[Stored records]

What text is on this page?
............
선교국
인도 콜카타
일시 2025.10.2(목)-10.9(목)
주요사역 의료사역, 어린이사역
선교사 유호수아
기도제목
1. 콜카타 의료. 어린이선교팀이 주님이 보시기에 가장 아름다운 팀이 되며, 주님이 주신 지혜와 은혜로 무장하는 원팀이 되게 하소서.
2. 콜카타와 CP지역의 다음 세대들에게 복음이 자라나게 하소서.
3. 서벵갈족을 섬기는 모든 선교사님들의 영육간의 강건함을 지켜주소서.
--
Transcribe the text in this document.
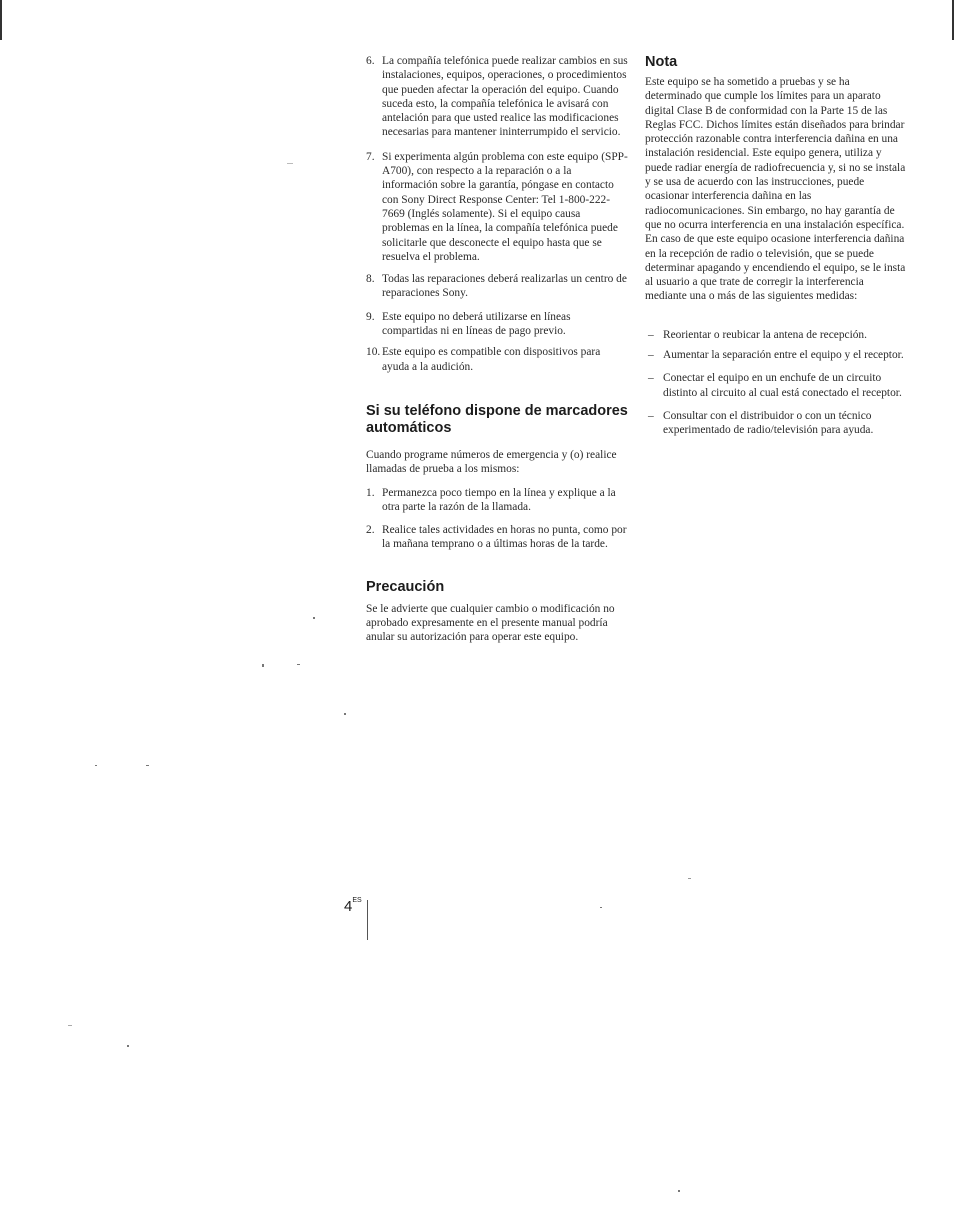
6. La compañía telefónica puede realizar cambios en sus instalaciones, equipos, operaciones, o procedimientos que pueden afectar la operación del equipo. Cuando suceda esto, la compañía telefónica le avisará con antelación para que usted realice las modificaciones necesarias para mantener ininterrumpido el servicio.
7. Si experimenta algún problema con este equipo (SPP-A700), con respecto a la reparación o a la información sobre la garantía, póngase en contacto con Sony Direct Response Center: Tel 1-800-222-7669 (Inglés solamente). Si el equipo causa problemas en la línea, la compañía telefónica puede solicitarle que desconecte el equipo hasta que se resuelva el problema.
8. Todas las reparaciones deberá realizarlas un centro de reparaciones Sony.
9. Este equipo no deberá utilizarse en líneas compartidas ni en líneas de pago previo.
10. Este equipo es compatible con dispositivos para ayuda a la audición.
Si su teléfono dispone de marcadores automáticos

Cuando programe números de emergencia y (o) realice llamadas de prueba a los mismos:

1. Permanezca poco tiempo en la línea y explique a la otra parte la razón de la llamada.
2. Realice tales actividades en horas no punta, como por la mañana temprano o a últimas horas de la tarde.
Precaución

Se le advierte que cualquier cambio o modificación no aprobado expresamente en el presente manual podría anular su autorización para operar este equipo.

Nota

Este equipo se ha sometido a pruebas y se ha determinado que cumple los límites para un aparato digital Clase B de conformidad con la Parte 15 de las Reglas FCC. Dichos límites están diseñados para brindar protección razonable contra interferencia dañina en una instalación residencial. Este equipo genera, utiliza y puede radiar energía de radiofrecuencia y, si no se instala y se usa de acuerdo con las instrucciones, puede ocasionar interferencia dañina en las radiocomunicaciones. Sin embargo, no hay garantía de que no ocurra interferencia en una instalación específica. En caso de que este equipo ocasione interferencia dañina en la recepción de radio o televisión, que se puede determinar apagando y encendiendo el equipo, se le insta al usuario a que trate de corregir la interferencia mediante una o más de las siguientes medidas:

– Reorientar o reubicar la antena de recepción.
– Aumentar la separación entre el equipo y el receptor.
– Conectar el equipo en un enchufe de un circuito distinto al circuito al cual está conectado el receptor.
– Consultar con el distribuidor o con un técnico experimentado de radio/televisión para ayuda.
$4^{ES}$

> _WHAT IS ASKED_: Look through the records and gather each line with the word "deberá".

> _COMPLETED TASK_:
8. Todas las reparaciones deberá realizarlas un centro de reparaciones Sony.
9. Este equipo no deberá utilizarse en líneas compartidas ni en líneas de pago previo.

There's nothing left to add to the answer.